Type out every line below exactly as it reads.

— Extracted material —
┄┄┄┄┄┄

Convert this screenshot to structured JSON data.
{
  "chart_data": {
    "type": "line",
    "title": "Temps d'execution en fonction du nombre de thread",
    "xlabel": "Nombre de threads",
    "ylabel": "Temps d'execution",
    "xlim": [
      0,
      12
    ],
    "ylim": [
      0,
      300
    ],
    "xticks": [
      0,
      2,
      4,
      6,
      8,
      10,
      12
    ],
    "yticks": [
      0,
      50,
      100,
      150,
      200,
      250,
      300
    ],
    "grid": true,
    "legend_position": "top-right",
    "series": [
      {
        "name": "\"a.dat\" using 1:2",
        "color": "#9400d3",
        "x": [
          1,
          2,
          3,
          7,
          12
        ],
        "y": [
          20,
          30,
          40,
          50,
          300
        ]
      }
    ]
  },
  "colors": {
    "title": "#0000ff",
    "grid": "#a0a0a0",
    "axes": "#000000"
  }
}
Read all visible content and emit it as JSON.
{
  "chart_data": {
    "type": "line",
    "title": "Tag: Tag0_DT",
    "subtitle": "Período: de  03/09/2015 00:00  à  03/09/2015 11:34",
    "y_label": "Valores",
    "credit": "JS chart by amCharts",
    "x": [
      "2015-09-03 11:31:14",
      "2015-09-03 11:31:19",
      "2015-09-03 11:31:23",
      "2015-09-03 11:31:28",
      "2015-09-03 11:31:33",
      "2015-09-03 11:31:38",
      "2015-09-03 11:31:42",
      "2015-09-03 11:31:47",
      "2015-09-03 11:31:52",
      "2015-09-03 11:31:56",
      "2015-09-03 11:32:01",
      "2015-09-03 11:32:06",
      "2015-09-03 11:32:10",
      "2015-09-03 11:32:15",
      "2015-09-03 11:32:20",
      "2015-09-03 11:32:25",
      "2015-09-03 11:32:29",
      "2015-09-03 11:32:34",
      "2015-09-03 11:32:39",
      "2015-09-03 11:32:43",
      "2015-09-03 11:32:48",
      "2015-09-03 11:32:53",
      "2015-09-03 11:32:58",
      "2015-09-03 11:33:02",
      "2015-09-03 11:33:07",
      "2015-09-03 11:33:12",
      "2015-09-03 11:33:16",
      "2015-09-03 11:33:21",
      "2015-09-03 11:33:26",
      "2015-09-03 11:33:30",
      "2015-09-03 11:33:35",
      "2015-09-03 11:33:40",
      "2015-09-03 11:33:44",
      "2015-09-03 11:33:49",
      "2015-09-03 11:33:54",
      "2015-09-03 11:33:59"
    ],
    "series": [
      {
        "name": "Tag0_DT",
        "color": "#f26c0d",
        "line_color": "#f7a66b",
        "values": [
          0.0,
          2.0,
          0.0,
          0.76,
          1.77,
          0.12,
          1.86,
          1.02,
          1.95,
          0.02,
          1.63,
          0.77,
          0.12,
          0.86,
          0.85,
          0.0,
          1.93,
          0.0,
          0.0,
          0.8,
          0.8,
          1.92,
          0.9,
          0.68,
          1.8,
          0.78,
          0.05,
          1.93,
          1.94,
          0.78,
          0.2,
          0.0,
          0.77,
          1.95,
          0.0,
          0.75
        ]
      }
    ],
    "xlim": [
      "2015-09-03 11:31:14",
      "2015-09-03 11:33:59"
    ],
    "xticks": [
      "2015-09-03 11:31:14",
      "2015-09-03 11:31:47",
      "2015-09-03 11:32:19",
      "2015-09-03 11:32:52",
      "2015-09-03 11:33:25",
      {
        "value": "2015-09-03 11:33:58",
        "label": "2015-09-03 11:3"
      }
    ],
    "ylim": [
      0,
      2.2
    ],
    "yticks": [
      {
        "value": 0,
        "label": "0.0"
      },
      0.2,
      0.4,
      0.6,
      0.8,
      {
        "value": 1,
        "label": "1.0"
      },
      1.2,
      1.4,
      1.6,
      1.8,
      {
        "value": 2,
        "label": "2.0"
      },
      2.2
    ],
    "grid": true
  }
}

┄┄┄┄┄┄

— Output below —
Convert this screenshot to structured JSON data.
{
  "chart_data": {
    "type": "line",
    "title": "Temps d'execution en fonction du nombre de thread",
    "xlabel": "Nombre de threads",
    "ylabel": "Temps d'execution",
    "xlim": [
      0,
      12
    ],
    "ylim": [
      0,
      300
    ],
    "xticks": [
      0,
      2,
      4,
      6,
      8,
      10,
      12
    ],
    "yticks": [
      0,
      50,
      100,
      150,
      200,
      250,
      300
    ],
    "grid": true,
    "legend_position": "top-right",
    "series": [
      {
        "name": "\"a.dat\" using 1:2",
        "color": "#9400d3",
        "x": [
          1,
          2,
          3,
          7,
          12
        ],
        "y": [
          20,
          30,
          40,
          50,
          300
        ]
      }
    ]
  },
  "colors": {
    "title": "#0000ff",
    "grid": "#a0a0a0",
    "axes": "#000000"
  }
}
Read all visible content and emit it as JSON.
{
  "chart_data": {
    "type": "line",
    "title": "Tag: Tag0_DT",
    "subtitle": "Período: de  03/09/2015 00:00  à  03/09/2015 11:34",
    "y_label": "Valores",
    "credit": "JS chart by amCharts",
    "x": [
      "2015-09-03 11:31:14",
      "2015-09-03 11:31:19",
      "2015-09-03 11:31:23",
      "2015-09-03 11:31:28",
      "2015-09-03 11:31:33",
      "2015-09-03 11:31:38",
      "2015-09-03 11:31:42",
      "2015-09-03 11:31:47",
      "2015-09-03 11:31:52",
      "2015-09-03 11:31:56",
      "2015-09-03 11:32:01",
      "2015-09-03 11:32:06",
      "2015-09-03 11:32:10",
      "2015-09-03 11:32:15",
      "2015-09-03 11:32:20",
      "2015-09-03 11:32:25",
      "2015-09-03 11:32:29",
      "2015-09-03 11:32:34",
      "2015-09-03 11:32:39",
      "2015-09-03 11:32:43",
      "2015-09-03 11:32:48",
      "2015-09-03 11:32:53",
      "2015-09-03 11:32:58",
      "2015-09-03 11:33:02",
      "2015-09-03 11:33:07",
      "2015-09-03 11:33:12",
      "2015-09-03 11:33:16",
      "2015-09-03 11:33:21",
      "2015-09-03 11:33:26",
      "2015-09-03 11:33:30",
      "2015-09-03 11:33:35",
      "2015-09-03 11:33:40",
      "2015-09-03 11:33:44",
      "2015-09-03 11:33:49",
      "2015-09-03 11:33:54",
      "2015-09-03 11:33:59"
    ],
    "series": [
      {
        "name": "Tag0_DT",
        "color": "#f26c0d",
        "line_color": "#f7a66b",
        "values": [
          0.0,
          2.0,
          0.0,
          0.76,
          1.77,
          0.12,
          1.86,
          1.02,
          1.95,
          0.02,
          1.63,
          0.77,
          0.12,
          0.86,
          0.85,
          0.0,
          1.93,
          0.0,
          0.0,
          0.8,
          0.8,
          1.92,
          0.9,
          0.68,
          1.8,
          0.78,
          0.05,
          1.93,
          1.94,
          0.78,
          0.2,
          0.0,
          0.77,
          1.95,
          0.0,
          0.75
        ]
      }
    ],
    "xlim": [
      "2015-09-03 11:31:14",
      "2015-09-03 11:33:59"
    ],
    "xticks": [
      "2015-09-03 11:31:14",
      "2015-09-03 11:31:47",
      "2015-09-03 11:32:19",
      "2015-09-03 11:32:52",
      "2015-09-03 11:33:25",
      {
        "value": "2015-09-03 11:33:58",
        "label": "2015-09-03 11:3"
      }
    ],
    "ylim": [
      0,
      2.2
    ],
    "yticks": [
      {
        "value": 0,
        "label": "0.0"
      },
      0.2,
      0.4,
      0.6,
      0.8,
      {
        "value": 1,
        "label": "1.0"
      },
      1.2,
      1.4,
      1.6,
      1.8,
      {
        "value": 2,
        "label": "2.0"
      },
      2.2
    ],
    "grid": true
  }
}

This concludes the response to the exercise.